- _To be done_:
Exactly repeat the material, dropping only the pictures.

- _A run of records_:
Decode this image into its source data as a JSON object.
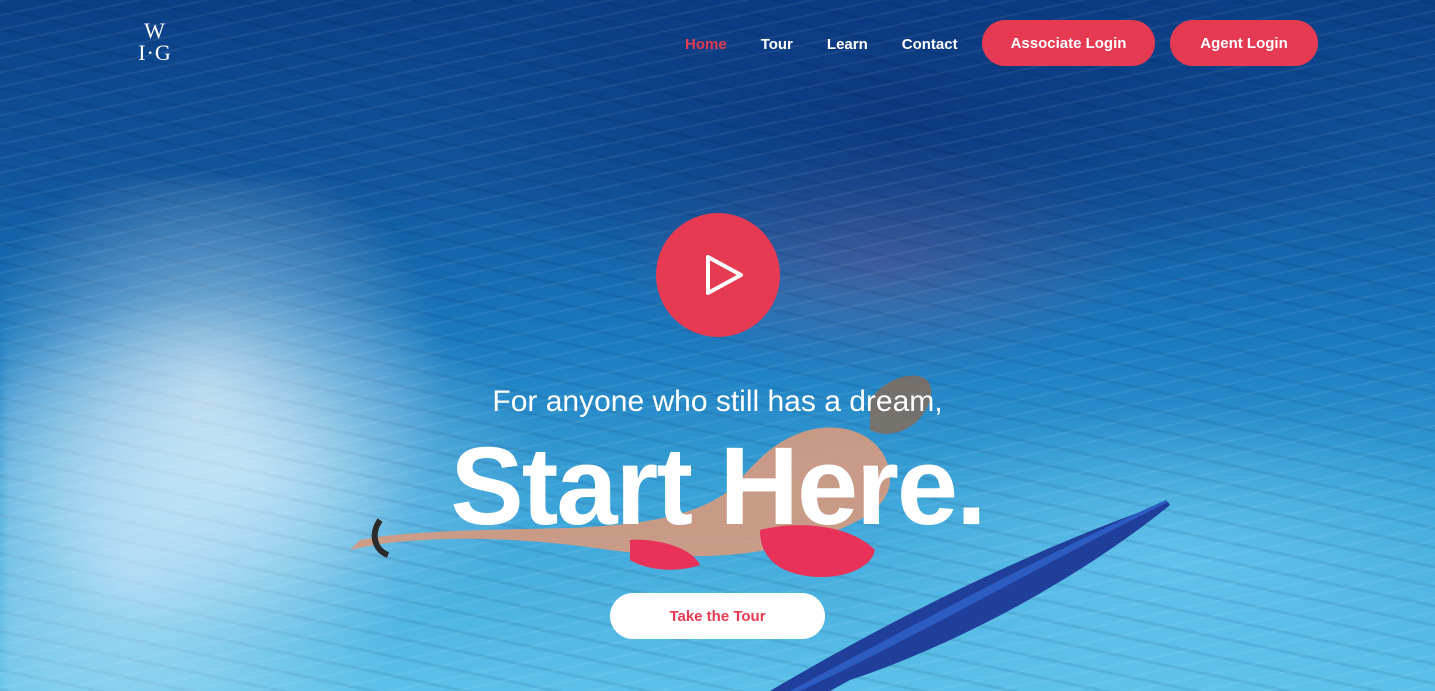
{
  "brand": {
    "logo_line1": "W",
    "logo_line2": "I·G"
  },
  "nav": {
    "items": [
      {
        "label": "Home",
        "active": true
      },
      {
        "label": "Tour",
        "active": false
      },
      {
        "label": "Learn",
        "active": false
      },
      {
        "label": "Contact",
        "active": false
      }
    ],
    "associate_login": "Associate Login",
    "agent_login": "Agent Login"
  },
  "hero": {
    "play_icon": "play-icon",
    "tagline": "For anyone who still has a dream,",
    "headline": "Start Here.",
    "cta": "Take the Tour",
    "background": "underwater-surfer-photo"
  },
  "colors": {
    "accent": "#e63a52",
    "text": "#ffffff",
    "cta_background": "#ffffff"
  }
}
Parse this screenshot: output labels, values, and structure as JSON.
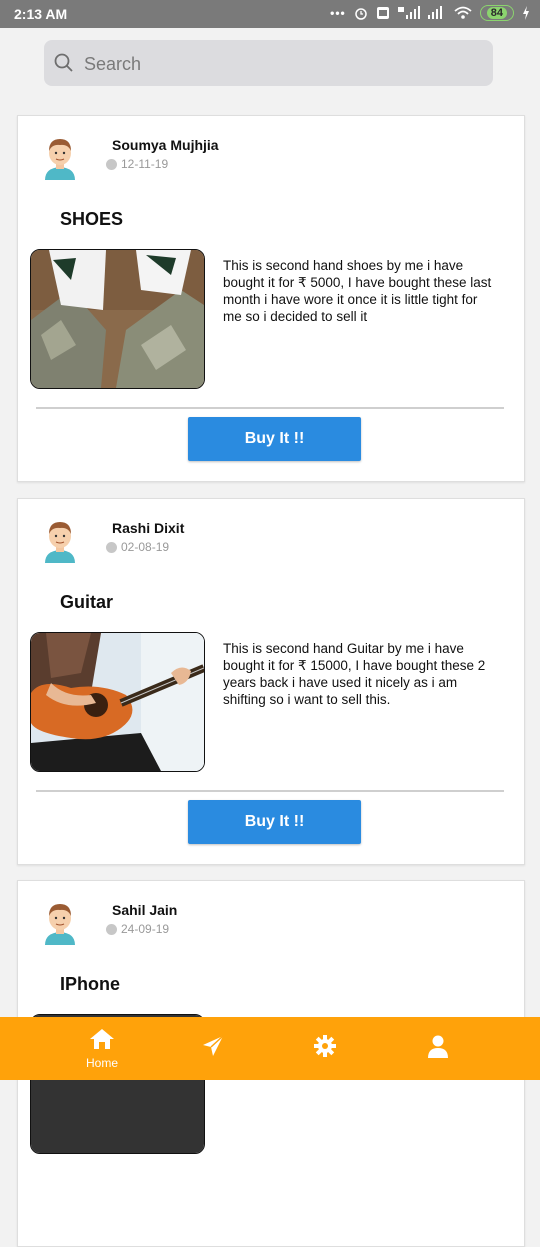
{
  "status_bar": {
    "time": "2:13 AM",
    "dots": "•••",
    "battery": "84"
  },
  "search": {
    "placeholder": "Search"
  },
  "posts": [
    {
      "user": "Soumya Mujhjia",
      "date": "12-11-19",
      "title": "SHOES",
      "description": "This is second hand shoes by me i have bought it for ₹ 5000, I have bought these last month i have wore it once it is little tight for me so i decided to sell it",
      "button": "Buy It !!"
    },
    {
      "user": "Rashi Dixit",
      "date": "02-08-19",
      "title": "Guitar",
      "description": "This is second hand  Guitar by me i have bought it for ₹ 15000, I have bought these 2 years back i have used it nicely as i am shifting so i want to sell this.",
      "button": "Buy It !!"
    },
    {
      "user": "Sahil Jain",
      "date": "24-09-19",
      "title": "IPhone"
    }
  ],
  "bottom_nav": {
    "items": [
      {
        "label": "Home",
        "icon": "home-icon"
      },
      {
        "label": "",
        "icon": "send-icon"
      },
      {
        "label": "",
        "icon": "gear-icon"
      },
      {
        "label": "",
        "icon": "person-icon"
      }
    ]
  },
  "colors": {
    "accent_nav": "#ffa20a",
    "button": "#2a8be0",
    "status_bar": "#7a7a7a"
  }
}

- _Correct response_:
Decode this image into its source data as a JSON object.
{
  "brand": {
    "logo_line1": "W",
    "logo_line2": "I·G"
  },
  "nav": {
    "items": [
      {
        "label": "Home",
        "active": true
      },
      {
        "label": "Tour",
        "active": false
      },
      {
        "label": "Learn",
        "active": false
      },
      {
        "label": "Contact",
        "active": false
      }
    ],
    "associate_login": "Associate Login",
    "agent_login": "Agent Login"
  },
  "hero": {
    "play_icon": "play-icon",
    "tagline": "For anyone who still has a dream,",
    "headline": "Start Here.",
    "cta": "Take the Tour",
    "background": "underwater-surfer-photo"
  },
  "colors": {
    "accent": "#e63a52",
    "text": "#ffffff",
    "cta_background": "#ffffff"
  }
}
Parse this screenshot: output labels, values, and structure as JSON.
{
  "status_bar": {
    "time": "2:13 AM",
    "dots": "•••",
    "battery": "84"
  },
  "search": {
    "placeholder": "Search"
  },
  "posts": [
    {
      "user": "Soumya Mujhjia",
      "date": "12-11-19",
      "title": "SHOES",
      "description": "This is second hand shoes by me i have bought it for ₹ 5000, I have bought these last month i have wore it once it is little tight for me so i decided to sell it",
      "button": "Buy It !!"
    },
    {
      "user": "Rashi Dixit",
      "date": "02-08-19",
      "title": "Guitar",
      "description": "This is second hand  Guitar by me i have bought it for ₹ 15000, I have bought these 2 years back i have used it nicely as i am shifting so i want to sell this.",
      "button": "Buy It !!"
    },
    {
      "user": "Sahil Jain",
      "date": "24-09-19",
      "title": "IPhone"
    }
  ],
  "bottom_nav": {
    "items": [
      {
        "label": "Home",
        "icon": "home-icon"
      },
      {
        "label": "",
        "icon": "send-icon"
      },
      {
        "label": "",
        "icon": "gear-icon"
      },
      {
        "label": "",
        "icon": "person-icon"
      }
    ]
  },
  "colors": {
    "accent_nav": "#ffa20a",
    "button": "#2a8be0",
    "status_bar": "#7a7a7a"
  }
}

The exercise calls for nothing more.